TASK GOAL:
Please give again every entry exactly as it appears, setting aside the pictures.

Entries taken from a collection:

========

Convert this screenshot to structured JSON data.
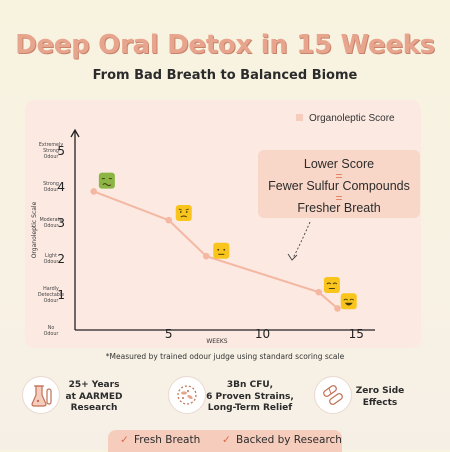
{
  "header": {
    "title": "Deep Oral Detox in 15 Weeks",
    "subtitle": "From Bad Breath to Balanced Biome"
  },
  "callout": {
    "line1": "Lower Score",
    "line2": "Fewer Sulfur Compounds",
    "line3": "Fresher Breath",
    "equals": "="
  },
  "note": "*Measured by trained odour judge using standard scoring scale",
  "features": [
    {
      "icon": "lab-flask-icon",
      "text_lines": [
        "25+ Years",
        "at AARMED",
        "Research"
      ]
    },
    {
      "icon": "bacteria-icon",
      "text_lines": [
        "3Bn CFU,",
        "6 Proven Strains,",
        "Long-Term Relief"
      ]
    },
    {
      "icon": "capsules-icon",
      "text_lines": [
        "Zero Side",
        "Effects"
      ]
    }
  ],
  "bottom_bar": {
    "item1": "Fresh Breath",
    "item2": "Backed by Research",
    "check": "✓"
  },
  "colors": {
    "accent": "#e8a58e",
    "line": "#f4b7a2",
    "card": "#fbe9e2",
    "emoji_yellow": "#f9c51c",
    "emoji_green": "#8bb545"
  },
  "chart_data": {
    "type": "line",
    "title": "",
    "xlabel": "WEEKS",
    "ylabel": "Organoleptic Scale",
    "xlim": [
      0,
      16
    ],
    "ylim": [
      0,
      5
    ],
    "x_ticks": [
      5,
      10,
      15
    ],
    "y_ticks": [
      1,
      2,
      3,
      4,
      5
    ],
    "y_tick_descriptions": [
      {
        "value": 0,
        "label": "No Odour"
      },
      {
        "value": 1,
        "label": "Hardly Detectable Odour"
      },
      {
        "value": 2,
        "label": "Light Odour"
      },
      {
        "value": 3,
        "label": "Moderate Odour"
      },
      {
        "value": 4,
        "label": "Strong Odour"
      },
      {
        "value": 5,
        "label": "Extremely Strong Odour"
      }
    ],
    "legend": {
      "position": "top-right"
    },
    "series": [
      {
        "name": "Organoleptic Score",
        "x": [
          1,
          5,
          7,
          13,
          14
        ],
        "y": [
          3.85,
          3.05,
          2.05,
          1.05,
          0.6
        ]
      }
    ],
    "emoji_markers": [
      {
        "x": 1.7,
        "y": 4.15,
        "face": "sick",
        "color": "#8bb545"
      },
      {
        "x": 5.8,
        "y": 3.25,
        "face": "frown",
        "color": "#f9c51c"
      },
      {
        "x": 7.8,
        "y": 2.2,
        "face": "neutral",
        "color": "#f9c51c"
      },
      {
        "x": 13.7,
        "y": 1.25,
        "face": "content",
        "color": "#f9c51c"
      },
      {
        "x": 14.6,
        "y": 0.8,
        "face": "happy",
        "color": "#f9c51c"
      }
    ]
  }
}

========

SOLUTION TO THE EXERCISE:
Convert this screenshot to structured JSON data.
{
  "header": {
    "title": "Deep Oral Detox in 15 Weeks",
    "subtitle": "From Bad Breath to Balanced Biome"
  },
  "callout": {
    "line1": "Lower Score",
    "line2": "Fewer Sulfur Compounds",
    "line3": "Fresher Breath",
    "equals": "="
  },
  "note": "*Measured by trained odour judge using standard scoring scale",
  "features": [
    {
      "icon": "lab-flask-icon",
      "text_lines": [
        "25+ Years",
        "at AARMED",
        "Research"
      ]
    },
    {
      "icon": "bacteria-icon",
      "text_lines": [
        "3Bn CFU,",
        "6 Proven Strains,",
        "Long-Term Relief"
      ]
    },
    {
      "icon": "capsules-icon",
      "text_lines": [
        "Zero Side",
        "Effects"
      ]
    }
  ],
  "bottom_bar": {
    "item1": "Fresh Breath",
    "item2": "Backed by Research",
    "check": "✓"
  },
  "colors": {
    "accent": "#e8a58e",
    "line": "#f4b7a2",
    "card": "#fbe9e2",
    "emoji_yellow": "#f9c51c",
    "emoji_green": "#8bb545"
  },
  "chart_data": {
    "type": "line",
    "title": "",
    "xlabel": "WEEKS",
    "ylabel": "Organoleptic Scale",
    "xlim": [
      0,
      16
    ],
    "ylim": [
      0,
      5
    ],
    "x_ticks": [
      5,
      10,
      15
    ],
    "y_ticks": [
      1,
      2,
      3,
      4,
      5
    ],
    "y_tick_descriptions": [
      {
        "value": 0,
        "label": "No Odour"
      },
      {
        "value": 1,
        "label": "Hardly Detectable Odour"
      },
      {
        "value": 2,
        "label": "Light Odour"
      },
      {
        "value": 3,
        "label": "Moderate Odour"
      },
      {
        "value": 4,
        "label": "Strong Odour"
      },
      {
        "value": 5,
        "label": "Extremely Strong Odour"
      }
    ],
    "legend": {
      "position": "top-right"
    },
    "series": [
      {
        "name": "Organoleptic Score",
        "x": [
          1,
          5,
          7,
          13,
          14
        ],
        "y": [
          3.85,
          3.05,
          2.05,
          1.05,
          0.6
        ]
      }
    ],
    "emoji_markers": [
      {
        "x": 1.7,
        "y": 4.15,
        "face": "sick",
        "color": "#8bb545"
      },
      {
        "x": 5.8,
        "y": 3.25,
        "face": "frown",
        "color": "#f9c51c"
      },
      {
        "x": 7.8,
        "y": 2.2,
        "face": "neutral",
        "color": "#f9c51c"
      },
      {
        "x": 13.7,
        "y": 1.25,
        "face": "content",
        "color": "#f9c51c"
      },
      {
        "x": 14.6,
        "y": 0.8,
        "face": "happy",
        "color": "#f9c51c"
      }
    ]
  }
}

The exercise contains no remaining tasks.